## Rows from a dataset

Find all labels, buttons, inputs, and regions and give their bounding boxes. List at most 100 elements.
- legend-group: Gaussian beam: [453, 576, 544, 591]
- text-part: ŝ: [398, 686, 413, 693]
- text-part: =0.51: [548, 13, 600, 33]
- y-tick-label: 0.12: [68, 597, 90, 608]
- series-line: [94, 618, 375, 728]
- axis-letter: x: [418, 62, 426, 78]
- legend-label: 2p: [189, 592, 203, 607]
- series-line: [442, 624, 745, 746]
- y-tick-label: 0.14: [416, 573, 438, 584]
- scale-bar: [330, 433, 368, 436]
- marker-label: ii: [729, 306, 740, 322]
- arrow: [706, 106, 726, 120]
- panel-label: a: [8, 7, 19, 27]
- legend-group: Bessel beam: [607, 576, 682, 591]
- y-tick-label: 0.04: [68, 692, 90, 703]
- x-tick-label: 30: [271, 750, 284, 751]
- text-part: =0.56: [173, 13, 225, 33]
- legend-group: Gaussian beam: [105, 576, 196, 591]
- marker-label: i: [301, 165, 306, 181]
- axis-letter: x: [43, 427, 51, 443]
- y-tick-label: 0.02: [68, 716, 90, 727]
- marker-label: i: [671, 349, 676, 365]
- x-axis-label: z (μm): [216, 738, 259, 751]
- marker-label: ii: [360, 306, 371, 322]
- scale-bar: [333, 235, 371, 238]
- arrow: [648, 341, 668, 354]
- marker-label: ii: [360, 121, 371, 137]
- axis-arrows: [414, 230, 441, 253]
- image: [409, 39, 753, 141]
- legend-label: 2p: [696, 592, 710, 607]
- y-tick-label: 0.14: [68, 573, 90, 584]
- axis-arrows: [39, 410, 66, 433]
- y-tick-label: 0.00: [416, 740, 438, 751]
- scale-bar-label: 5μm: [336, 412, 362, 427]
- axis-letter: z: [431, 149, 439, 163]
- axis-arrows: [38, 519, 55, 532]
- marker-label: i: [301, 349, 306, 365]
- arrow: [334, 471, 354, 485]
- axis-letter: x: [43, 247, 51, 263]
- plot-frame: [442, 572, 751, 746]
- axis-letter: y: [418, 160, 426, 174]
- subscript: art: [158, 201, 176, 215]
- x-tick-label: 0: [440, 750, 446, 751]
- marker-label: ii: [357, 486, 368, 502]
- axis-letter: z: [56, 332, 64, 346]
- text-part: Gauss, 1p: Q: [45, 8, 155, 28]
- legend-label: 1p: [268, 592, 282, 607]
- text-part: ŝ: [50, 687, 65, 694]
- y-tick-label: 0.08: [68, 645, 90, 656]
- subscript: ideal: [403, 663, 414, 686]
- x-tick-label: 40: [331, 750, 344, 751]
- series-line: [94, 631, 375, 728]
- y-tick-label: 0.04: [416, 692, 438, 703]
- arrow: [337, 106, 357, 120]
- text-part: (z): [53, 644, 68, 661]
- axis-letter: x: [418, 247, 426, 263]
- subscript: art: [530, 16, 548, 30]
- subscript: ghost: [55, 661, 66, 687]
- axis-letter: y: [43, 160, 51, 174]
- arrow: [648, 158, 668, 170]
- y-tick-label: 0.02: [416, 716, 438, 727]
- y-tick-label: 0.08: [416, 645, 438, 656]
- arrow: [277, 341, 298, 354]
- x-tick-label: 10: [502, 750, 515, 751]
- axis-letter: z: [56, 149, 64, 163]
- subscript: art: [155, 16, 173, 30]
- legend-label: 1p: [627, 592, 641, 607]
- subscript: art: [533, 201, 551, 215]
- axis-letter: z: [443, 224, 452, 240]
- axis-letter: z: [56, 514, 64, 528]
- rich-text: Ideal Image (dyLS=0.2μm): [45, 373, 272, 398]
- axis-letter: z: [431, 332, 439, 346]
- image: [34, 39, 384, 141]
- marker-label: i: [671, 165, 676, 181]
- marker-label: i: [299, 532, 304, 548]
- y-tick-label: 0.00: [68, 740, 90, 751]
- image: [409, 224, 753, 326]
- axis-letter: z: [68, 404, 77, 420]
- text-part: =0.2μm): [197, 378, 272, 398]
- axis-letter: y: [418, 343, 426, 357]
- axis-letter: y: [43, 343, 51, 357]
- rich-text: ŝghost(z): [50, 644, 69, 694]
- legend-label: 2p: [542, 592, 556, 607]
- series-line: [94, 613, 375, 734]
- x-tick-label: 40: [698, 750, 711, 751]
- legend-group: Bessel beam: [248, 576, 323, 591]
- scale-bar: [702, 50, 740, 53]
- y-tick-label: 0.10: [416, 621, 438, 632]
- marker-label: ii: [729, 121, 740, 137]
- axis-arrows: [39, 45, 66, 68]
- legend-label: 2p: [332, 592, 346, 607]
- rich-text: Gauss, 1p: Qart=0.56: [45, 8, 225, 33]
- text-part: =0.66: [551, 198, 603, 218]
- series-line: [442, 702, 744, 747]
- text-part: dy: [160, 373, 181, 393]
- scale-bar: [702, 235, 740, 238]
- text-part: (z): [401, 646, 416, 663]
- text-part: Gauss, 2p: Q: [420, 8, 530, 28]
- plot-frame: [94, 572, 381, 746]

## To do
Rename "Gaussian beam" to "Gauss beam" in the entries from the start through the line that contains "- axis-letter: x: [418, 247, 426, 263]", and reproduce only those lines with nothing else changed.

## Task solution
Find all labels, buttons, inputs, and regions and give their bounding boxes. List at most 100 elements.
- legend-group: Gauss beam: [453, 576, 544, 591]
- text-part: ŝ: [398, 686, 413, 693]
- text-part: =0.51: [548, 13, 600, 33]
- y-tick-label: 0.12: [68, 597, 90, 608]
- series-line: [94, 618, 375, 728]
- axis-letter: x: [418, 62, 426, 78]
- legend-label: 2p: [189, 592, 203, 607]
- series-line: [442, 624, 745, 746]
- y-tick-label: 0.14: [416, 573, 438, 584]
- scale-bar: [330, 433, 368, 436]
- marker-label: ii: [729, 306, 740, 322]
- arrow: [706, 106, 726, 120]
- panel-label: a: [8, 7, 19, 27]
- legend-group: Bessel beam: [607, 576, 682, 591]
- y-tick-label: 0.04: [68, 692, 90, 703]
- x-tick-label: 30: [271, 750, 284, 751]
- text-part: =0.56: [173, 13, 225, 33]
- legend-group: Gauss beam: [105, 576, 196, 591]
- marker-label: i: [301, 165, 306, 181]
- axis-letter: x: [43, 427, 51, 443]
- y-tick-label: 0.02: [68, 716, 90, 727]
- marker-label: i: [671, 349, 676, 365]
- x-axis-label: z (μm): [216, 738, 259, 751]
- marker-label: ii: [360, 306, 371, 322]
- scale-bar: [333, 235, 371, 238]
- arrow: [648, 341, 668, 354]
- marker-label: ii: [360, 121, 371, 137]
- axis-arrows: [414, 230, 441, 253]
- image: [409, 39, 753, 141]
- legend-label: 2p: [696, 592, 710, 607]
- y-tick-label: 0.14: [68, 573, 90, 584]
- axis-arrows: [39, 410, 66, 433]
- y-tick-label: 0.00: [416, 740, 438, 751]
- scale-bar-label: 5μm: [336, 412, 362, 427]
- axis-letter: z: [431, 149, 439, 163]
- axis-arrows: [38, 519, 55, 532]
- marker-label: i: [301, 349, 306, 365]
- arrow: [334, 471, 354, 485]
- axis-letter: x: [43, 247, 51, 263]
- plot-frame: [442, 572, 751, 746]
- axis-letter: y: [418, 160, 426, 174]
- subscript: art: [158, 201, 176, 215]
- x-tick-label: 0: [440, 750, 446, 751]
- marker-label: ii: [357, 486, 368, 502]
- axis-letter: z: [56, 332, 64, 346]
- text-part: Gauss, 1p: Q: [45, 8, 155, 28]
- legend-label: 1p: [268, 592, 282, 607]
- text-part: ŝ: [50, 687, 65, 694]
- y-tick-label: 0.08: [68, 645, 90, 656]
- subscript: ideal: [403, 663, 414, 686]
- x-tick-label: 40: [331, 750, 344, 751]
- series-line: [94, 631, 375, 728]
- y-tick-label: 0.04: [416, 692, 438, 703]
- arrow: [337, 106, 357, 120]
- text-part: (z): [53, 644, 68, 661]
- axis-letter: x: [418, 247, 426, 263]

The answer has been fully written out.